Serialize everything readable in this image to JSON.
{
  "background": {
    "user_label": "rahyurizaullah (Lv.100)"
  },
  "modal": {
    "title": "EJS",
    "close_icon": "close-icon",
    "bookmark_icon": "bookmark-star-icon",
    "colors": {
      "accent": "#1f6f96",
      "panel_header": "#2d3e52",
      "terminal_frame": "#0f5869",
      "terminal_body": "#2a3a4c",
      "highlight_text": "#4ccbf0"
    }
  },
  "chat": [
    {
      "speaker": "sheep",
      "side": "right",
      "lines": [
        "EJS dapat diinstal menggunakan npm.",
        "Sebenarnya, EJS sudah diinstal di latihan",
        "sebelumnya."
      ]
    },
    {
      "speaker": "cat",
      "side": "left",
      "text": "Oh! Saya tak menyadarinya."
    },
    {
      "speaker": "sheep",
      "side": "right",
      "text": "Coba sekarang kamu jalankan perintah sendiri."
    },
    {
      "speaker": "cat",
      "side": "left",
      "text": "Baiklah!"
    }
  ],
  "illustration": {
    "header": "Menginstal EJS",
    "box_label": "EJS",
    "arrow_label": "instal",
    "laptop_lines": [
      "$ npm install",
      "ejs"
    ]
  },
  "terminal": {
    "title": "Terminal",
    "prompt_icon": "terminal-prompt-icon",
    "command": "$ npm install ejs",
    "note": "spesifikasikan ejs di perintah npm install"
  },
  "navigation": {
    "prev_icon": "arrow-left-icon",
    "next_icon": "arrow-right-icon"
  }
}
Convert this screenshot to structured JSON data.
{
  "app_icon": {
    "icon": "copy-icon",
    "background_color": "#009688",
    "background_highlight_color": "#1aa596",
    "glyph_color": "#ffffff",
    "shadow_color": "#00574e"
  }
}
########################################
Copy whichever lines in the listing above contain the word "JSON".

Serialize everything readable in this image to JSON.
Convert this screenshot to structured JSON data.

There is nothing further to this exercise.